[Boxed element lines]
○ ○ ○ ○ ○
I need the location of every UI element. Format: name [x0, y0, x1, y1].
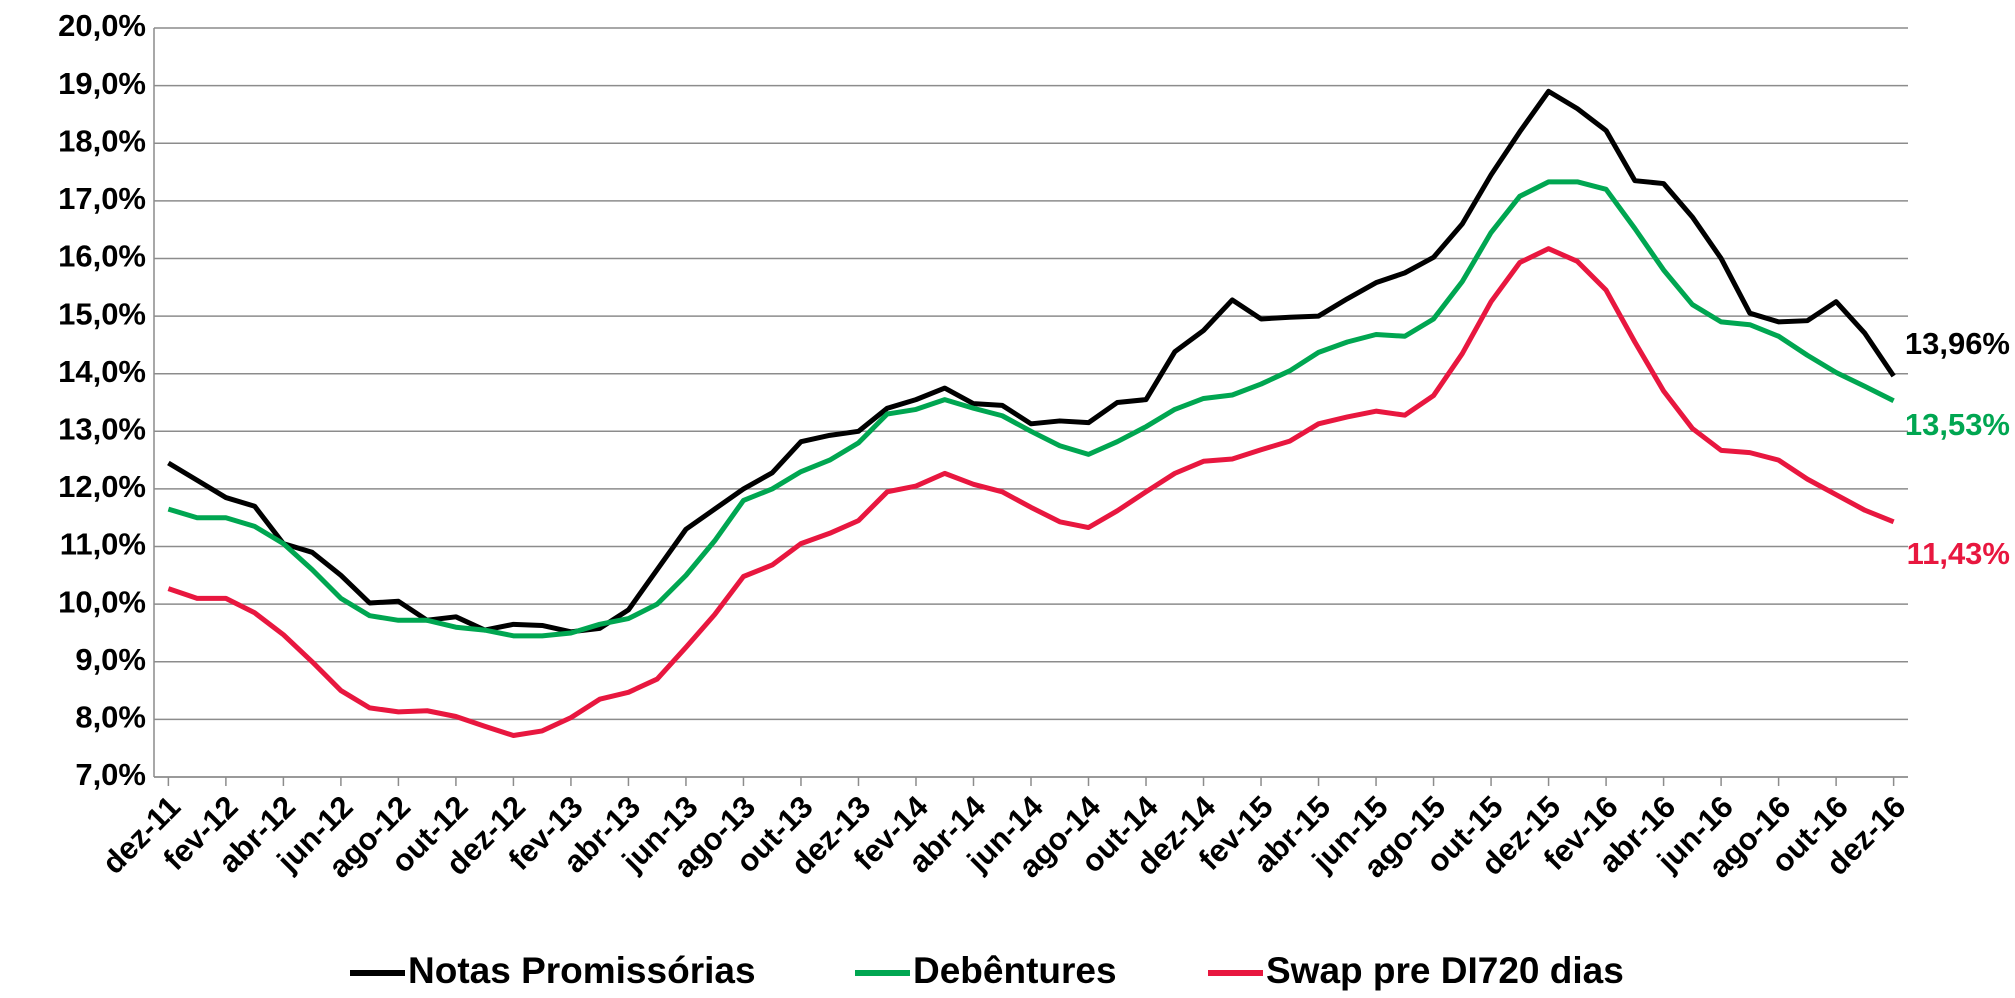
legend-label: Swap pre DI720 dias [1266, 950, 1624, 991]
data-label: 13,96% [1905, 326, 2010, 361]
y-tick-label: 20,0% [58, 8, 146, 43]
y-tick-label: 12,0% [58, 469, 146, 504]
series-line [167, 246, 1895, 739]
y-tick-label: 9,0% [75, 642, 146, 677]
legend-label: Debêntures [913, 950, 1117, 991]
y-tick-label: 11,0% [60, 527, 146, 562]
legend-label: Notas Promissórias [408, 950, 756, 991]
series-line [167, 88, 1896, 635]
y-tick-label: 15,0% [58, 296, 146, 331]
data-label: 13,53% [1905, 407, 2010, 442]
y-tick-label: 10,0% [58, 584, 146, 619]
y-tick-label: 17,0% [58, 181, 146, 216]
y-tick-label: 18,0% [58, 123, 146, 158]
y-tick-label: 8,0% [75, 700, 146, 735]
y-tick-label: 19,0% [58, 66, 146, 101]
y-tick-label: 13,0% [58, 411, 146, 446]
series-line [167, 179, 1895, 639]
data-label: 11,43% [1907, 536, 2010, 571]
y-tick-label: 7,0% [75, 757, 146, 792]
y-tick-label: 14,0% [58, 354, 146, 389]
y-tick-label: 16,0% [58, 239, 146, 274]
○ ○ ○ ○ ○
YOUR GOAL:
Reproduce the lines above word for word, but omit the pictures.

WRITTEN RESPONSE:
I need the location of every UI element. Format: name [x0, y0, x1, y1].
legend-label: Swap pre DI720 dias [1266, 950, 1624, 991]
data-label: 13,96% [1905, 326, 2010, 361]
y-tick-label: 20,0% [58, 8, 146, 43]
y-tick-label: 12,0% [58, 469, 146, 504]
series-line [167, 246, 1895, 739]
y-tick-label: 9,0% [75, 642, 146, 677]
legend-label: Debêntures [913, 950, 1117, 991]
y-tick-label: 11,0% [60, 527, 146, 562]
legend-label: Notas Promissórias [408, 950, 756, 991]
series-line [167, 88, 1896, 635]
y-tick-label: 15,0% [58, 296, 146, 331]
data-label: 13,53% [1905, 407, 2010, 442]
y-tick-label: 10,0% [58, 584, 146, 619]
y-tick-label: 17,0% [58, 181, 146, 216]
y-tick-label: 18,0% [58, 123, 146, 158]
y-tick-label: 8,0% [75, 700, 146, 735]
y-tick-label: 19,0% [58, 66, 146, 101]
y-tick-label: 13,0% [58, 411, 146, 446]
series-line [167, 179, 1895, 639]
data-label: 11,43% [1907, 536, 2010, 571]
y-tick-label: 7,0% [75, 757, 146, 792]
y-tick-label: 14,0% [58, 354, 146, 389]
y-tick-label: 16,0% [58, 239, 146, 274]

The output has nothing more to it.